##### Rows

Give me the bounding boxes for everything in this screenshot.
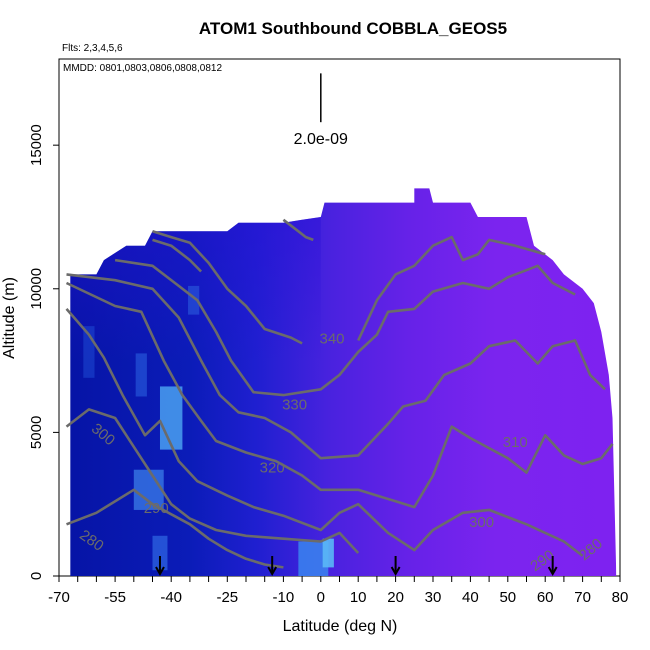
- flights-annotation: Flts: 2,3,4,5,6: [62, 43, 123, 54]
- y-tick-label: 15000: [28, 124, 45, 166]
- x-tick-label: 20: [387, 589, 404, 606]
- heatmap-hotspot: [322, 538, 334, 568]
- heatmap-hotspots: [83, 285, 334, 577]
- x-tick-label: 10: [350, 589, 367, 606]
- scale-bar-label: 2.0e-09: [294, 131, 348, 148]
- y-tick-label: 0: [28, 572, 45, 580]
- flight-arrows: [155, 556, 558, 577]
- contour-line: [152, 230, 303, 345]
- chart-title: ATOM1 Southbound COBBLA_GEOS5: [199, 19, 507, 38]
- y-tick-label: 10000: [28, 268, 45, 310]
- contour-lines: [65, 218, 614, 569]
- heatmap-hotspot: [83, 326, 95, 378]
- contour-label: 320: [260, 460, 285, 477]
- heatmap-upper-shade: [70, 188, 321, 576]
- y-axis-label: Altitude (m): [1, 277, 18, 359]
- x-tick-label: 30: [425, 589, 442, 606]
- x-tick-label: 60: [537, 589, 554, 606]
- x-tick-label: 70: [574, 589, 591, 606]
- x-tick-label: 80: [612, 589, 629, 606]
- contour-line: [357, 235, 546, 342]
- x-tick-label: 0: [317, 589, 325, 606]
- contour-line: [65, 281, 614, 509]
- heatmap-hotspot: [188, 285, 200, 315]
- flight-arrow-head: [155, 566, 165, 577]
- y-tick-label: 5000: [28, 416, 45, 449]
- dates-annotation: MMDD: 0801,0803,0806,0808,0812: [63, 63, 222, 74]
- x-axis: -70 -55 -40 -25 -10 0 10 20 30 40 50 60 70 80: [48, 576, 628, 606]
- contour-label: 290: [144, 500, 169, 517]
- x-axis-label: Latitude (deg N): [283, 618, 398, 635]
- x-tick-label: -10: [273, 589, 295, 606]
- contour-line: [65, 308, 584, 557]
- flight-arrow-head: [390, 566, 401, 577]
- x-tick-label: -40: [160, 589, 182, 606]
- contour-label: 340: [320, 330, 345, 347]
- contour-line: [66, 488, 284, 569]
- contour-line: [66, 273, 606, 460]
- flight-arrow-head: [547, 566, 558, 577]
- x-tick-label: -25: [216, 589, 238, 606]
- heatmap-hotspot: [135, 353, 147, 397]
- x-tick-label: -55: [104, 589, 126, 606]
- x-tick-label: 50: [499, 589, 516, 606]
- heatmap-hotspot: [152, 535, 168, 571]
- contour-line: [282, 218, 314, 242]
- contour-line: [114, 258, 576, 397]
- y-axis: 0 5000 10000 15000: [28, 124, 59, 580]
- contour-line: [65, 408, 360, 554]
- heatmap-hotspot: [159, 386, 183, 450]
- contour-label: 300: [469, 514, 494, 531]
- heatmap-hotspot: [133, 469, 164, 510]
- contour-label: 330: [282, 396, 307, 413]
- x-tick-label: 40: [462, 589, 479, 606]
- flight-arrow-head: [267, 566, 278, 577]
- contour-label: 310: [503, 434, 528, 451]
- x-tick-label: -70: [48, 589, 70, 606]
- contour-line: [152, 238, 203, 273]
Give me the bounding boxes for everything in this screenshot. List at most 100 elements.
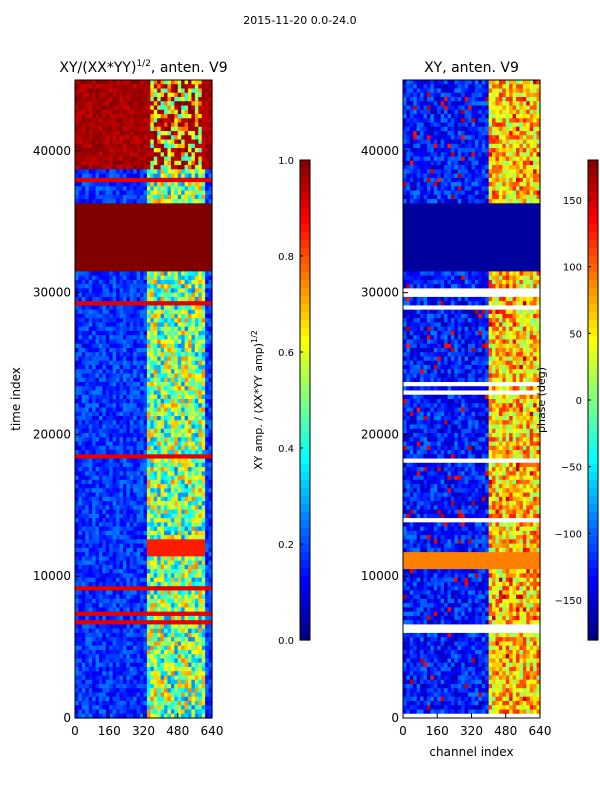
heatmap-cell — [119, 216, 124, 221]
heatmap-cell — [78, 309, 83, 315]
heatmap-cell — [122, 386, 127, 392]
heatmap-cell — [133, 279, 138, 285]
heatmap-cell — [119, 148, 124, 153]
heatmap-cell — [153, 416, 158, 421]
heatmap-cell — [150, 539, 155, 545]
heatmap-cell — [105, 156, 110, 162]
heatmap-cell — [160, 118, 165, 124]
heatmap-cell — [136, 250, 141, 255]
heatmap-cell — [167, 509, 172, 515]
heatmap-cell — [157, 603, 162, 609]
heatmap-cell — [143, 258, 148, 264]
heatmap-cell — [184, 577, 189, 583]
heatmap-cell — [126, 399, 131, 404]
heatmap-cell — [129, 543, 134, 549]
heatmap-cell — [177, 484, 182, 489]
heatmap-cell — [170, 199, 175, 204]
heatmap-cell — [143, 233, 148, 238]
heatmap-cell — [133, 288, 138, 294]
heatmap-cell — [105, 97, 110, 102]
heatmap-cell — [85, 339, 90, 345]
heatmap-cell — [191, 156, 196, 162]
heatmap-cell — [109, 92, 114, 98]
heatmap-cell — [112, 547, 117, 553]
heatmap-cell — [140, 203, 145, 209]
heatmap-cell — [150, 475, 155, 481]
heatmap-cell — [205, 169, 210, 175]
heatmap-cell — [122, 539, 127, 545]
heatmap-cell — [78, 467, 83, 472]
heatmap-cell — [81, 220, 86, 226]
heatmap-cell — [140, 594, 145, 600]
heatmap-cell — [167, 433, 172, 438]
heatmap-cell — [177, 424, 182, 430]
heatmap-cell — [119, 462, 124, 468]
heatmap-cell — [191, 564, 196, 570]
heatmap-cell — [109, 539, 114, 545]
heatmap-cell — [157, 471, 162, 477]
heatmap-cell — [122, 416, 127, 421]
heatmap-cell — [88, 394, 93, 400]
heatmap-cell — [112, 581, 117, 587]
heatmap-cell — [157, 437, 162, 443]
heatmap-cell — [174, 373, 179, 379]
heatmap-cell — [160, 114, 165, 119]
heatmap-cell — [109, 194, 114, 200]
heatmap-cell — [174, 381, 179, 387]
heatmap-cell — [205, 364, 210, 370]
heatmap-cell — [205, 207, 210, 213]
heatmap-cell — [102, 203, 107, 209]
heatmap-cell — [129, 296, 134, 302]
heatmap-cell — [126, 152, 131, 158]
heatmap-cell — [102, 118, 107, 124]
heatmap-cell — [181, 467, 186, 472]
heatmap-cell — [146, 194, 151, 200]
heatmap-cell — [146, 547, 151, 553]
heatmap-cell — [122, 88, 127, 94]
heatmap-cell — [105, 237, 110, 243]
heatmap-cell — [160, 475, 165, 481]
heatmap-cell — [150, 441, 155, 447]
heatmap-cell — [184, 552, 189, 557]
heatmap-cell — [188, 501, 193, 506]
heatmap-cell — [119, 122, 124, 128]
heatmap-cell — [85, 84, 90, 90]
heatmap-cell — [133, 271, 138, 277]
heatmap-cell — [194, 322, 199, 328]
heatmap-cell — [75, 518, 80, 523]
heatmap-cell — [85, 364, 90, 370]
heatmap-cell — [122, 165, 127, 170]
heatmap-cell — [174, 356, 179, 362]
heatmap-cell — [109, 475, 114, 481]
heatmap-cell — [143, 186, 148, 192]
heatmap-cell — [136, 462, 141, 468]
heatmap-cell — [153, 581, 158, 587]
heatmap-cell — [136, 607, 141, 613]
heatmap-cell — [75, 139, 80, 145]
heatmap-cell — [85, 407, 90, 413]
heatmap-cell — [174, 450, 179, 455]
heatmap-cell — [75, 152, 80, 158]
heatmap-cell — [81, 505, 86, 511]
heatmap-cell — [116, 577, 121, 583]
heatmap-cell — [136, 190, 141, 196]
heatmap-cell — [146, 373, 151, 379]
heatmap-cell — [188, 539, 193, 545]
heatmap-cell — [75, 177, 80, 183]
heatmap-cell — [78, 182, 83, 187]
heatmap-cell — [92, 454, 97, 460]
heatmap-cell — [194, 267, 199, 272]
heatmap-cell — [146, 394, 151, 400]
heatmap-cell — [205, 182, 210, 187]
heatmap-cell — [150, 309, 155, 315]
heatmap-cell — [191, 535, 196, 540]
heatmap-cell — [205, 271, 210, 277]
heatmap-cell — [95, 233, 100, 238]
heatmap-cell — [133, 547, 138, 553]
heatmap-cell — [109, 80, 114, 85]
heatmap-cell — [174, 420, 179, 426]
heatmap-cell — [157, 109, 162, 115]
heatmap-cell — [205, 173, 210, 179]
heatmap-cell — [133, 228, 138, 234]
heatmap-cell — [92, 190, 97, 196]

##########

◆ Set problem
Write out the rows of the data file unchanged, starting at the line that contains "heatmap-cell — [119, 216, 124, 221]" and ending at the line that contains "heatmap-cell — [177, 484, 182, 489]", with both of those lines included.

◆ Answer to this problem
heatmap-cell — [119, 216, 124, 221]
heatmap-cell — [78, 309, 83, 315]
heatmap-cell — [122, 386, 127, 392]
heatmap-cell — [133, 279, 138, 285]
heatmap-cell — [119, 148, 124, 153]
heatmap-cell — [153, 416, 158, 421]
heatmap-cell — [150, 539, 155, 545]
heatmap-cell — [105, 156, 110, 162]
heatmap-cell — [160, 118, 165, 124]
heatmap-cell — [136, 250, 141, 255]
heatmap-cell — [167, 509, 172, 515]
heatmap-cell — [157, 603, 162, 609]
heatmap-cell — [143, 258, 148, 264]
heatmap-cell — [184, 577, 189, 583]
heatmap-cell — [126, 399, 131, 404]
heatmap-cell — [129, 543, 134, 549]
heatmap-cell — [177, 484, 182, 489]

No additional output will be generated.